Quote the vhost-net discussion verbatim from "This would be" up to and including "handle_rx(struct vhost_net *net)".

* _Given passage_:

==*==

This would be very hard:

1) VHOST_SET_FEATURES and VHOST_NET_SET_BACKEND are two different ioctls
2) vhost_net is not tightly coupled with tuntap, vnet header size could 
be changed by userspace at any time

>
>>>    
>>>    	do {
>>>    		sock_len = vhost_net_rx_peek_head_len(net, sock->sk,
>>> @@ -1213,9 +1214,10 @@ static void handle_rx(struct vhost_net *net)
>>>    			}
>>>    		} else {
>>>    			/* Header came from socket; we'll need to patch
>>> -			 * ->num_buffers over if VIRTIO_NET_F_MRG_RXBUF
>>> +			 * ->num_buffers over the last two bytes if
>>> +			 * VIRTIO_NET_F_MRG_RXBUF is enabled.
>>>    			 */
>>> -			iov_iter_advance(&fixup, sizeof(hdr));
>>> +			iov_iter_advance(&fixup, sock_hlen - 2);
>>
>> I'm not sure what did the above code want to fix. It doesn't change
>> anything if vnet header is set correctly in TUN. It only prevents the
>> the packet header from being rewrote.
>>
> It fixes the case where the virtio_net_hdr isn't at the start of the
> tun header, because the tun actually puts the tun_pi struct *first*,
> and *then* the virtio_net_hdr.

Right.

> The num_buffers field needs to go at the *end* of sock_hlen. Not at a
> fixed offset from the *start* of it.
>
> At least, that's true unless we want to just declare that we *only*
> support TUN with the IFF_NO_PI flag. (qv).

Yes, that's a good question. This is probably a hint that "vhost-net is 
never designed to work of PI", and even if it's not true, I'm not sure 
if it's too late to fix.

Thanks

==*==

* _Given data_:
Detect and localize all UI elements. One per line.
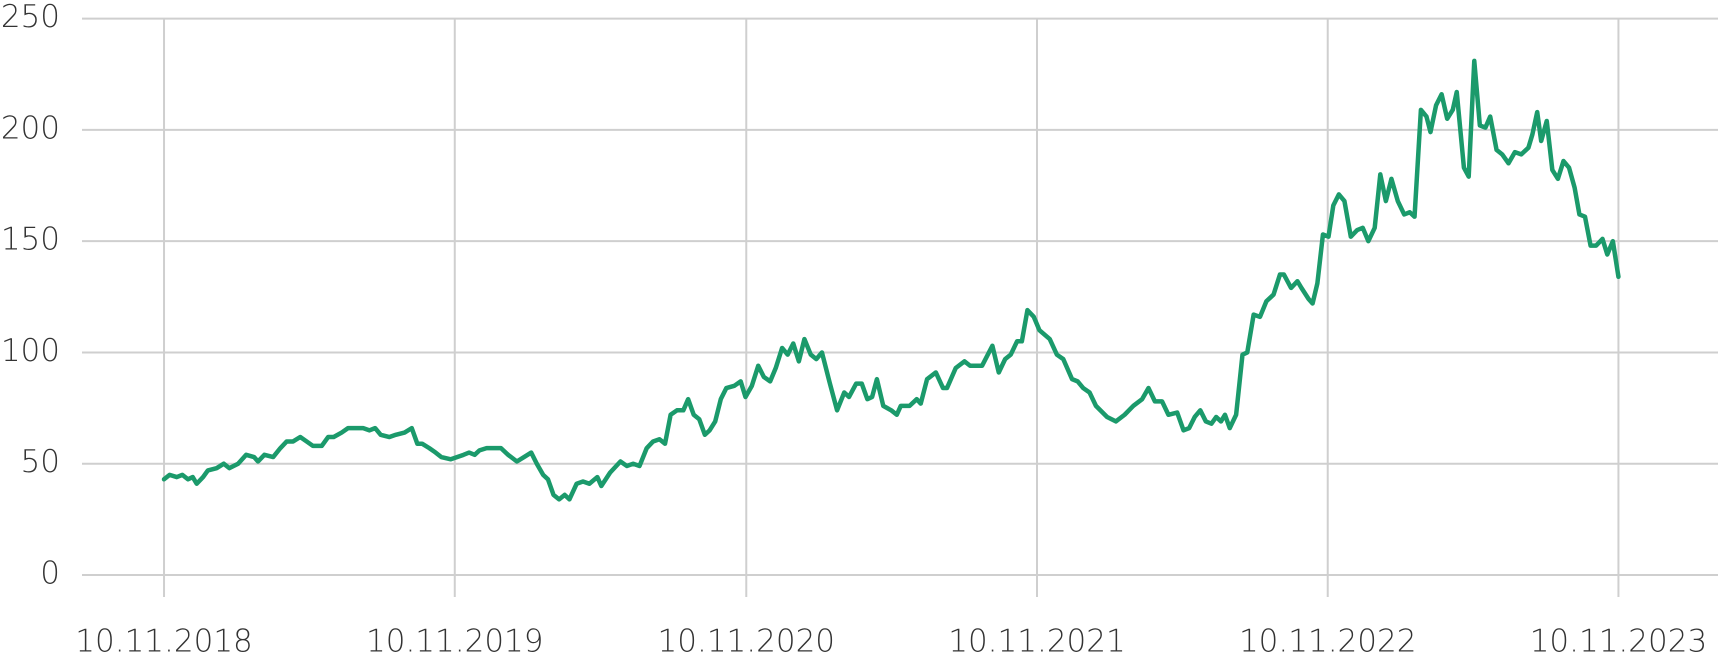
- plot-area: [161, 58, 1621, 502]
- x-tick-label: 10.11.2018: [75, 624, 253, 658]
- y-tick-label: 100: [1, 333, 60, 369]
- x-tick-label: 10.11.2022: [1239, 624, 1417, 658]
- grid: [82, 17, 1718, 597]
- y-tick-label: 200: [1, 110, 60, 146]
- x-tick-label: 10.11.2019: [366, 624, 544, 658]
- x-tick-label: 10.11.2021: [948, 624, 1126, 658]
- data-line: [161, 58, 1621, 502]
- x-tick-label: 10.11.2023: [1530, 624, 1708, 658]
- y-tick-label: 0: [40, 556, 60, 592]
- y-tick-label: 150: [1, 222, 60, 258]
- y-tick-label: 50: [21, 444, 60, 480]
- y-tick-label: 250: [1, 0, 60, 35]
- x-tick-label: 10.11.2020: [658, 624, 836, 658]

==*==

* _Problem solution_:
This would be very hard:

1) VHOST_SET_FEATURES and VHOST_NET_SET_BACKEND are two different ioctls
2) vhost_net is not tightly coupled with tuntap, vnet header size could 
be changed by userspace at any time

>
>>>    
>>>    	do {
>>>    		sock_len = vhost_net_rx_peek_head_len(net, sock->sk,
>>> @@ -1213,9 +1214,10 @@ static void handle_rx(struct vhost_net *net)